**Task objective**
Only the pictures are left out: repeat the rest of the entries exactly.

[START]

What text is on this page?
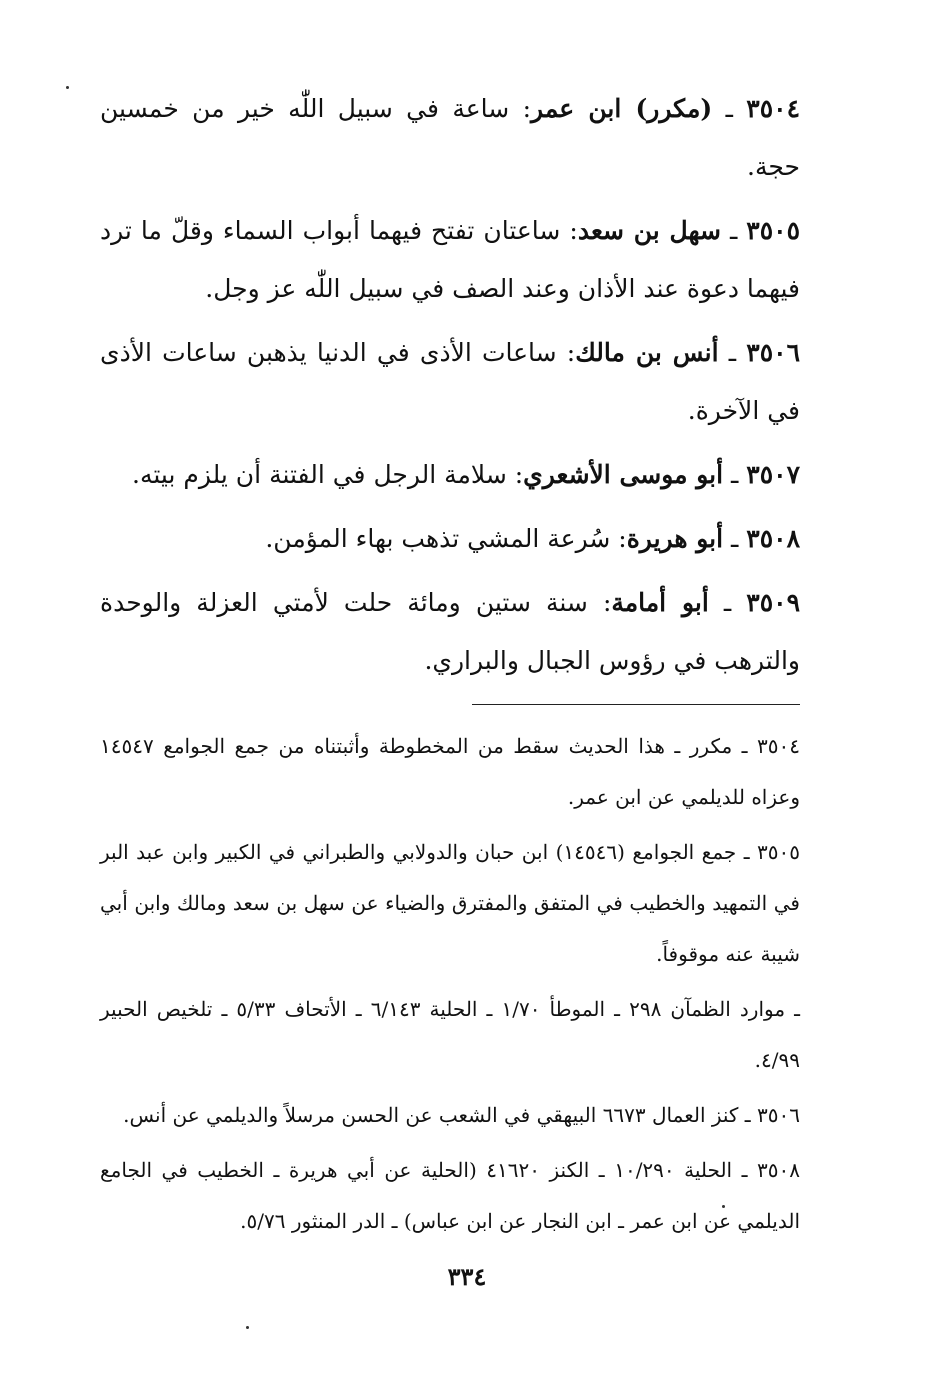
٣٥٠٤ ـ (مكرر) ابن عمر: ساعة في سبيل اللّٰه خير من خمسين حجة.

٣٥٠٥ ـ سهل بن سعد: ساعتان تفتح فيهما أبواب السماء وقلّ ما ترد فيهما دعوة عند الأذان وعند الصف في سبيل اللّٰه عز وجل.

٣٥٠٦ ـ أنس بن مالك: ساعات الأذى في الدنيا يذهبن ساعات الأذى في الآخرة.

٣٥٠٧ ـ أبو موسى الأشعري: سلامة الرجل في الفتنة أن يلزم بيته.

٣٥٠٨ ـ أبو هريرة: سُرعة المشي تذهب بهاء المؤمن.

٣٥٠٩ ـ أبو أمامة: سنة ستين ومائة حلت لأمتي العزلة والوحدة والترهب في رؤوس الجبال والبراري.

٣٥٠٤ ـ مكرر ـ هذا الحديث سقط من المخطوطة وأثبتناه من جمع الجوامع ١٤٥٤٧ وعزاه للديلمي عن ابن عمر.

٣٥٠٥ ـ جمع الجوامع (١٤٥٤٦) ابن حبان والدولابي والطبراني في الكبير وابن عبد البر في التمهيد والخطيب في المتفق والمفترق والضياء عن سهل بن سعد ومالك وابن أبي شيبة عنه موقوفاً.

ـ موارد الظمآن ٢٩٨ ـ الموطأ ١/٧٠ ـ الحلية ٦/١٤٣ ـ الأتحاف ٥/٣٣ ـ تلخيص الحبير ٤/٩٩.

٣٥٠٦ ـ كنز العمال ٦٦٧٣ البيهقي في الشعب عن الحسن مرسلاً والديلمي عن أنس.

٣٥٠٨ ـ الحلية ١٠/٢٩٠ ـ الكنز ٤١٦٢٠ (الحلية عن أبي هريرة ـ الخطيب في الجامع الديلمي عن ابن عمر ـ ابن النجار عن ابن عباس) ـ الدر المنثور ٥/٧٦.

٣٣٤
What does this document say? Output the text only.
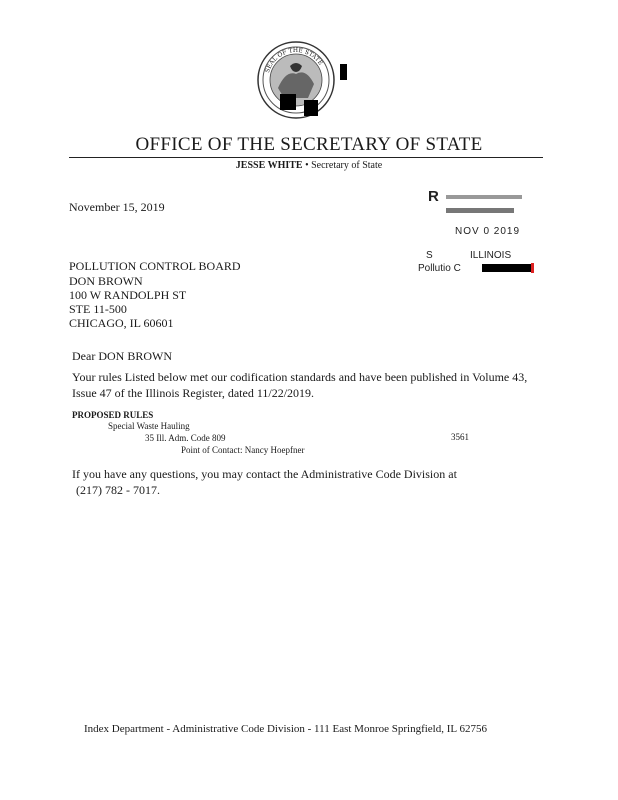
SEAL OF THE STATE
OFFICE OF THE SECRETARY OF STATE
JESSE WHITE • Secretary of State
R
NOV 0 2019
S	ILLINOIS
Pollutio C
November 15, 2019
POLLUTION CONTROL BOARD
DON BROWN
100 W RANDOLPH ST
STE 11-500
CHICAGO, IL 60601
Dear DON BROWN
Your rules Listed below met our codification standards and have been published in Volume 43,
Issue 47 of the Illinois Register, dated 11/22/2019.
PROPOSED RULES
Special Waste Hauling
35 Ill. Adm. Code 809	3561
Point of Contact: Nancy Hoepfner
If you have any questions, you may contact the Administrative Code Division at
(217) 782 - 7017.
Index Department - Administrative Code Division - 111 East Monroe Springfield, IL 62756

[END]

**Solution for this task**
What text is on this page?
٣٥٠٤ ـ (مكرر) ابن عمر: ساعة في سبيل اللّٰه خير من خمسين حجة.

٣٥٠٥ ـ سهل بن سعد: ساعتان تفتح فيهما أبواب السماء وقلّ ما ترد فيهما دعوة عند الأذان وعند الصف في سبيل اللّٰه عز وجل.

٣٥٠٦ ـ أنس بن مالك: ساعات الأذى في الدنيا يذهبن ساعات الأذى في الآخرة.

٣٥٠٧ ـ أبو موسى الأشعري: سلامة الرجل في الفتنة أن يلزم بيته.

٣٥٠٨ ـ أبو هريرة: سُرعة المشي تذهب بهاء المؤمن.

٣٥٠٩ ـ أبو أمامة: سنة ستين ومائة حلت لأمتي العزلة والوحدة والترهب في رؤوس الجبال والبراري.

٣٥٠٤ ـ مكرر ـ هذا الحديث سقط من المخطوطة وأثبتناه من جمع الجوامع ١٤٥٤٧ وعزاه للديلمي عن ابن عمر.

٣٥٠٥ ـ جمع الجوامع (١٤٥٤٦) ابن حبان والدولابي والطبراني في الكبير وابن عبد البر في التمهيد والخطيب في المتفق والمفترق والضياء عن سهل بن سعد ومالك وابن أبي شيبة عنه موقوفاً.

ـ موارد الظمآن ٢٩٨ ـ الموطأ ١/٧٠ ـ الحلية ٦/١٤٣ ـ الأتحاف ٥/٣٣ ـ تلخيص الحبير ٤/٩٩.

٣٥٠٦ ـ كنز العمال ٦٦٧٣ البيهقي في الشعب عن الحسن مرسلاً والديلمي عن أنس.

٣٥٠٨ ـ الحلية ١٠/٢٩٠ ـ الكنز ٤١٦٢٠ (الحلية عن أبي هريرة ـ الخطيب في الجامع الديلمي عن ابن عمر ـ ابن النجار عن ابن عباس) ـ الدر المنثور ٥/٧٦.

٣٣٤
What does this document say? Output the text only.
SEAL OF THE STATE
OFFICE OF THE SECRETARY OF STATE
JESSE WHITE • Secretary of State
R
NOV 0 2019
S	ILLINOIS
Pollutio C
November 15, 2019
POLLUTION CONTROL BOARD
DON BROWN
100 W RANDOLPH ST
STE 11-500
CHICAGO, IL 60601
Dear DON BROWN
Your rules Listed below met our codification standards and have been published in Volume 43,
Issue 47 of the Illinois Register, dated 11/22/2019.
PROPOSED RULES
Special Waste Hauling
35 Ill. Adm. Code 809	3561
Point of Contact: Nancy Hoepfner
If you have any questions, you may contact the Administrative Code Division at
(217) 782 - 7017.
Index Department - Administrative Code Division - 111 East Monroe Springfield, IL 62756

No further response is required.